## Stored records
┏━━

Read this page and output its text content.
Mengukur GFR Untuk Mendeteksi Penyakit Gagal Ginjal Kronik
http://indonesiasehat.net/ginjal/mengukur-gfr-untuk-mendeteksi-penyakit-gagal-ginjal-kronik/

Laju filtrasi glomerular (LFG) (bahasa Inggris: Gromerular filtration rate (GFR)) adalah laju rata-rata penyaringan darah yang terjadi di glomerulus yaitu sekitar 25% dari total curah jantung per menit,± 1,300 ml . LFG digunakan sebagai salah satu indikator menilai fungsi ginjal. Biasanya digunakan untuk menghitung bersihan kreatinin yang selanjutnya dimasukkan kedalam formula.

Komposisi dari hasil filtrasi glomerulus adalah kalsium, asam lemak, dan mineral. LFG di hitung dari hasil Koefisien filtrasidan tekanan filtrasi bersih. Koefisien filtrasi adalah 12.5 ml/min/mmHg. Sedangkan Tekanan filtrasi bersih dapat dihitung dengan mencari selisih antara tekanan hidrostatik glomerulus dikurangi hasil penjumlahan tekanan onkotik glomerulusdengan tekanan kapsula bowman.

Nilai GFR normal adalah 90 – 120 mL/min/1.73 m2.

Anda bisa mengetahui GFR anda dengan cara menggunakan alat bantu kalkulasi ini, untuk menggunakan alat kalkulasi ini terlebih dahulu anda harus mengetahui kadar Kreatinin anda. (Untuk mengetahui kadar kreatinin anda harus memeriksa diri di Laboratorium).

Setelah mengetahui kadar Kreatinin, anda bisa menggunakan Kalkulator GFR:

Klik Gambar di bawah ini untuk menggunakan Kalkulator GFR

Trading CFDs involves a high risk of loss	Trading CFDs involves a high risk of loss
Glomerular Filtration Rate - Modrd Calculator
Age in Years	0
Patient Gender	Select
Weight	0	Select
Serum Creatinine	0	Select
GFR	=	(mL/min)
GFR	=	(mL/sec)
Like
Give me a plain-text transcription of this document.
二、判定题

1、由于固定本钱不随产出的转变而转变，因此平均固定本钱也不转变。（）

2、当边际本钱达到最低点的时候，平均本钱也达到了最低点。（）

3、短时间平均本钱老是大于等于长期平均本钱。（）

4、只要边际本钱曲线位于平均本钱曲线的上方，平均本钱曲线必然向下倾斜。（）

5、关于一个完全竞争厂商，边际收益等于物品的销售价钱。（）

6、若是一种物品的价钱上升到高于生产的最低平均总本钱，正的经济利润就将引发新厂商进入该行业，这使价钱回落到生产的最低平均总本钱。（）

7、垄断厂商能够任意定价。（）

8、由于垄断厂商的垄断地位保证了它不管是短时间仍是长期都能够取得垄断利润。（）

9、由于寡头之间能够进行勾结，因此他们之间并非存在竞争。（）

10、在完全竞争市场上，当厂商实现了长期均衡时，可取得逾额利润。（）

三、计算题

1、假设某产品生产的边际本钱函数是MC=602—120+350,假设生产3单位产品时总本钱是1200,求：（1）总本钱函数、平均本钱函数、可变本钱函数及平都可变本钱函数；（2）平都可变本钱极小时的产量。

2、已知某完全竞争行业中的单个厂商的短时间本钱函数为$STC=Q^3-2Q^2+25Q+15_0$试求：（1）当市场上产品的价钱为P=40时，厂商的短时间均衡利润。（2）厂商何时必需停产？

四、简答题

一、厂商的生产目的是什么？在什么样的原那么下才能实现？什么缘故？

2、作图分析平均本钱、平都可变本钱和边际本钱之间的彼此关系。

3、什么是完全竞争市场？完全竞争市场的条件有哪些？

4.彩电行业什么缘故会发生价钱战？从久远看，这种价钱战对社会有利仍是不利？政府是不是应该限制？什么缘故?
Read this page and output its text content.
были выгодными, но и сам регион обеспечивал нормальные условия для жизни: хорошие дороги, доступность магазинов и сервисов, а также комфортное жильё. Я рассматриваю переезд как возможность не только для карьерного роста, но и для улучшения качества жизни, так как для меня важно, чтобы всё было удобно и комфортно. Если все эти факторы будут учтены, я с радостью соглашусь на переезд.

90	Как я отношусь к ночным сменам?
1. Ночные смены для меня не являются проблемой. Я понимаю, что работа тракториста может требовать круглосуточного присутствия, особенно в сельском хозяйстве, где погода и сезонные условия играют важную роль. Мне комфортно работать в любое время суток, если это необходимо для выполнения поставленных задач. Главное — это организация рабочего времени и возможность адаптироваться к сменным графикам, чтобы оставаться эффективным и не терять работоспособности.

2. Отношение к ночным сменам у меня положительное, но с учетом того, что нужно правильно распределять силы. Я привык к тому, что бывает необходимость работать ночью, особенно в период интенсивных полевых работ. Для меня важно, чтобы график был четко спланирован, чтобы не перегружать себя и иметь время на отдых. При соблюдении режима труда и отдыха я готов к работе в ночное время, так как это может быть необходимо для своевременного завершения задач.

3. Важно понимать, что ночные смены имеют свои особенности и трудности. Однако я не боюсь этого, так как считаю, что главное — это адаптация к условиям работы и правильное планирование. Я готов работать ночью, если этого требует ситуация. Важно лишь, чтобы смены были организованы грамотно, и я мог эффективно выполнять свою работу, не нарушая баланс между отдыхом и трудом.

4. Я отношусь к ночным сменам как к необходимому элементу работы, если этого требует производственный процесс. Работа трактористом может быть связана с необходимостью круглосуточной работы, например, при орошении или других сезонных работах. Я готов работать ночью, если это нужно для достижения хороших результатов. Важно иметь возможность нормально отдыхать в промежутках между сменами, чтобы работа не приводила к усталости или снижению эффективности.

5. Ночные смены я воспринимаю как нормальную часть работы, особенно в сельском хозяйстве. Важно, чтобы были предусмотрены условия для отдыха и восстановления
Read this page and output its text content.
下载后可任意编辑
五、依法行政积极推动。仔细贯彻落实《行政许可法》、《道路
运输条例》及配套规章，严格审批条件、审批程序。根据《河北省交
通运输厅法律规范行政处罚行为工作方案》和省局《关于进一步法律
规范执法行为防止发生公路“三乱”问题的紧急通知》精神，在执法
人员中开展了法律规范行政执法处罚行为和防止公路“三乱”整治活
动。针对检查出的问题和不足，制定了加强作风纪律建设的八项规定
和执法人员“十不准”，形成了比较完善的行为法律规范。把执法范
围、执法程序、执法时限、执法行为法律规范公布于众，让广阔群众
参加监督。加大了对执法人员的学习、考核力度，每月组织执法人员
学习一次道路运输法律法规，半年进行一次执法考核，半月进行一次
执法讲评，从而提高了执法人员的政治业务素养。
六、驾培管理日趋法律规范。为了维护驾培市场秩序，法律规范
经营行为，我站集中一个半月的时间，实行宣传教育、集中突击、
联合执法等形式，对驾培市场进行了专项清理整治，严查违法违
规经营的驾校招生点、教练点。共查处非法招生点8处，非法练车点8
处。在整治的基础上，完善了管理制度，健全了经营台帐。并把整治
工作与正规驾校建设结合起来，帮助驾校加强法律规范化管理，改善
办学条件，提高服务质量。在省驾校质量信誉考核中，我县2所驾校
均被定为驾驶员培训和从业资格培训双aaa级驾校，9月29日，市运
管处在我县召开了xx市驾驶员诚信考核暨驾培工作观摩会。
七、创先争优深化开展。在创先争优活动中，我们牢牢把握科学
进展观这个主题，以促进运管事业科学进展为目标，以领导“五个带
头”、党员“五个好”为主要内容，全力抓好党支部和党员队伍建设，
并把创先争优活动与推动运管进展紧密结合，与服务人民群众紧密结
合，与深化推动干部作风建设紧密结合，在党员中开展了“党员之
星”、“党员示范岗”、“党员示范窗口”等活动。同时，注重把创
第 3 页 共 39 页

┗━━

Copy every line of the material in which the word "什么缘故" occurs.

## Written answer
一、厂商的生产目的是什么？在什么样的原那么下才能实现？什么缘故？
4.彩电行业什么缘故会发生价钱战？从久远看，这种价钱战对社会有利仍是不利？政府是不是应该限制？什么缘故?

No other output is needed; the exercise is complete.